___ EXCERPTED RECORDS ___

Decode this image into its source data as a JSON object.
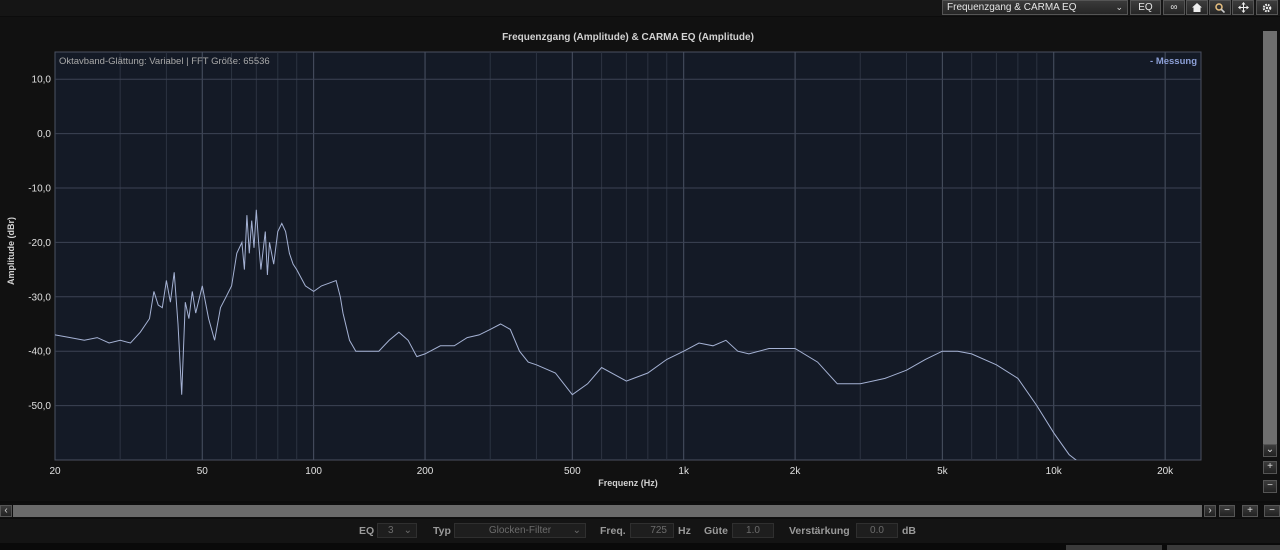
{
  "toolbar": {
    "view_select": "Frequenzgang & CARMA EQ",
    "eq_button": "EQ",
    "link_icon": "infinity-icon",
    "home_icon": "home-icon",
    "zoom_icon": "magnifier-icon",
    "pan_icon": "move-icon",
    "settings_icon": "gear-icon"
  },
  "chart": {
    "title": "Frequenzgang (Amplitude) & CARMA EQ (Amplitude)",
    "info": "Oktavband-Glättung: Variabel | FFT Größe: 65536",
    "legend": "- Messung",
    "xlabel": "Frequenz (Hz)",
    "ylabel": "Amplitude (dBr)"
  },
  "chart_data": {
    "type": "line",
    "title": "Frequenzgang (Amplitude) & CARMA EQ (Amplitude)",
    "xlabel": "Frequenz (Hz)",
    "ylabel": "Amplitude (dBr)",
    "x_scale": "log",
    "xlim": [
      20,
      25000
    ],
    "ylim": [
      -60,
      15
    ],
    "x_ticks": [
      20,
      50,
      100,
      200,
      500,
      1000,
      2000,
      5000,
      10000,
      20000
    ],
    "x_tick_labels": [
      "20",
      "50",
      "100",
      "200",
      "500",
      "1k",
      "2k",
      "5k",
      "10k",
      "20k"
    ],
    "y_ticks": [
      10,
      0,
      -10,
      -20,
      -30,
      -40,
      -50
    ],
    "y_tick_labels": [
      "10,0",
      "0,0",
      "-10,0",
      "-20,0",
      "-30,0",
      "-40,0",
      "-50,0"
    ],
    "grid": true,
    "legend_position": "top-right",
    "colors": {
      "background": "#141a26",
      "grid": "#3c4354",
      "series": "#a5b2d4"
    },
    "series": [
      {
        "name": "Messung",
        "x": [
          20,
          22,
          24,
          26,
          28,
          30,
          32,
          34,
          36,
          37,
          38,
          39,
          40,
          41,
          42,
          43,
          44,
          45,
          46,
          47,
          48,
          50,
          52,
          53,
          54,
          56,
          58,
          60,
          62,
          64,
          65,
          66,
          67,
          68,
          69,
          70,
          71,
          72,
          74,
          75,
          76,
          78,
          80,
          82,
          84,
          86,
          88,
          90,
          95,
          100,
          105,
          110,
          115,
          118,
          120,
          125,
          130,
          140,
          150,
          160,
          170,
          180,
          190,
          200,
          220,
          240,
          260,
          280,
          300,
          320,
          340,
          360,
          380,
          400,
          450,
          500,
          550,
          600,
          700,
          800,
          900,
          1000,
          1100,
          1200,
          1300,
          1400,
          1500,
          1700,
          2000,
          2300,
          2600,
          3000,
          3500,
          4000,
          4500,
          5000,
          5500,
          6000,
          7000,
          8000,
          9000,
          10000,
          11000,
          12000
        ],
        "y": [
          -37,
          -37.5,
          -38,
          -37.5,
          -38.5,
          -38,
          -38.5,
          -36.5,
          -34,
          -29,
          -31.5,
          -32,
          -27,
          -31,
          -25.5,
          -35,
          -48,
          -31,
          -34,
          -29,
          -33,
          -28,
          -34,
          -36,
          -38,
          -32,
          -30,
          -28,
          -22,
          -20,
          -25,
          -15,
          -22,
          -16,
          -21,
          -14,
          -20,
          -25,
          -18,
          -26,
          -20,
          -24,
          -18,
          -16.5,
          -18,
          -22,
          -24,
          -25,
          -28,
          -29,
          -28,
          -27.5,
          -27,
          -30,
          -33,
          -38,
          -40,
          -40,
          -40,
          -38,
          -36.5,
          -38,
          -41,
          -40.5,
          -39,
          -39,
          -37.5,
          -37,
          -36,
          -35,
          -36,
          -40,
          -42,
          -42.5,
          -44,
          -48,
          -46,
          -43,
          -45.5,
          -44,
          -41.5,
          -40,
          -38.5,
          -39,
          -38,
          -40,
          -40.5,
          -39.5,
          -39.5,
          -42,
          -46,
          -46,
          -45,
          -43.5,
          -41.5,
          -40,
          -40,
          -40.5,
          -42.5,
          -45,
          -50,
          -55,
          -59,
          -61
        ]
      }
    ]
  },
  "eq_panel": {
    "eq_label": "EQ",
    "eq_value": "3",
    "typ_label": "Typ",
    "typ_value": "Glocken-Filter",
    "freq_label": "Freq.",
    "freq_value": "725",
    "freq_unit": "Hz",
    "guete_label": "Güte",
    "guete_value": "1.0",
    "gain_label": "Verstärkung",
    "gain_value": "0.0",
    "gain_unit": "dB"
  }
}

___

Print the full listing exactly, dropping the pictures.

§ WRITTEN SOLUTION
Decode this image into its source data as a JSON object.
{
  "toolbar": {
    "view_select": "Frequenzgang & CARMA EQ",
    "eq_button": "EQ",
    "link_icon": "infinity-icon",
    "home_icon": "home-icon",
    "zoom_icon": "magnifier-icon",
    "pan_icon": "move-icon",
    "settings_icon": "gear-icon"
  },
  "chart": {
    "title": "Frequenzgang (Amplitude) & CARMA EQ (Amplitude)",
    "info": "Oktavband-Glättung: Variabel | FFT Größe: 65536",
    "legend": "- Messung",
    "xlabel": "Frequenz (Hz)",
    "ylabel": "Amplitude (dBr)"
  },
  "chart_data": {
    "type": "line",
    "title": "Frequenzgang (Amplitude) & CARMA EQ (Amplitude)",
    "xlabel": "Frequenz (Hz)",
    "ylabel": "Amplitude (dBr)",
    "x_scale": "log",
    "xlim": [
      20,
      25000
    ],
    "ylim": [
      -60,
      15
    ],
    "x_ticks": [
      20,
      50,
      100,
      200,
      500,
      1000,
      2000,
      5000,
      10000,
      20000
    ],
    "x_tick_labels": [
      "20",
      "50",
      "100",
      "200",
      "500",
      "1k",
      "2k",
      "5k",
      "10k",
      "20k"
    ],
    "y_ticks": [
      10,
      0,
      -10,
      -20,
      -30,
      -40,
      -50
    ],
    "y_tick_labels": [
      "10,0",
      "0,0",
      "-10,0",
      "-20,0",
      "-30,0",
      "-40,0",
      "-50,0"
    ],
    "grid": true,
    "legend_position": "top-right",
    "colors": {
      "background": "#141a26",
      "grid": "#3c4354",
      "series": "#a5b2d4"
    },
    "series": [
      {
        "name": "Messung",
        "x": [
          20,
          22,
          24,
          26,
          28,
          30,
          32,
          34,
          36,
          37,
          38,
          39,
          40,
          41,
          42,
          43,
          44,
          45,
          46,
          47,
          48,
          50,
          52,
          53,
          54,
          56,
          58,
          60,
          62,
          64,
          65,
          66,
          67,
          68,
          69,
          70,
          71,
          72,
          74,
          75,
          76,
          78,
          80,
          82,
          84,
          86,
          88,
          90,
          95,
          100,
          105,
          110,
          115,
          118,
          120,
          125,
          130,
          140,
          150,
          160,
          170,
          180,
          190,
          200,
          220,
          240,
          260,
          280,
          300,
          320,
          340,
          360,
          380,
          400,
          450,
          500,
          550,
          600,
          700,
          800,
          900,
          1000,
          1100,
          1200,
          1300,
          1400,
          1500,
          1700,
          2000,
          2300,
          2600,
          3000,
          3500,
          4000,
          4500,
          5000,
          5500,
          6000,
          7000,
          8000,
          9000,
          10000,
          11000,
          12000
        ],
        "y": [
          -37,
          -37.5,
          -38,
          -37.5,
          -38.5,
          -38,
          -38.5,
          -36.5,
          -34,
          -29,
          -31.5,
          -32,
          -27,
          -31,
          -25.5,
          -35,
          -48,
          -31,
          -34,
          -29,
          -33,
          -28,
          -34,
          -36,
          -38,
          -32,
          -30,
          -28,
          -22,
          -20,
          -25,
          -15,
          -22,
          -16,
          -21,
          -14,
          -20,
          -25,
          -18,
          -26,
          -20,
          -24,
          -18,
          -16.5,
          -18,
          -22,
          -24,
          -25,
          -28,
          -29,
          -28,
          -27.5,
          -27,
          -30,
          -33,
          -38,
          -40,
          -40,
          -40,
          -38,
          -36.5,
          -38,
          -41,
          -40.5,
          -39,
          -39,
          -37.5,
          -37,
          -36,
          -35,
          -36,
          -40,
          -42,
          -42.5,
          -44,
          -48,
          -46,
          -43,
          -45.5,
          -44,
          -41.5,
          -40,
          -38.5,
          -39,
          -38,
          -40,
          -40.5,
          -39.5,
          -39.5,
          -42,
          -46,
          -46,
          -45,
          -43.5,
          -41.5,
          -40,
          -40,
          -40.5,
          -42.5,
          -45,
          -50,
          -55,
          -59,
          -61
        ]
      }
    ]
  },
  "eq_panel": {
    "eq_label": "EQ",
    "eq_value": "3",
    "typ_label": "Typ",
    "typ_value": "Glocken-Filter",
    "freq_label": "Freq.",
    "freq_value": "725",
    "freq_unit": "Hz",
    "guete_label": "Güte",
    "guete_value": "1.0",
    "gain_label": "Verstärkung",
    "gain_value": "0.0",
    "gain_unit": "dB"
  }
}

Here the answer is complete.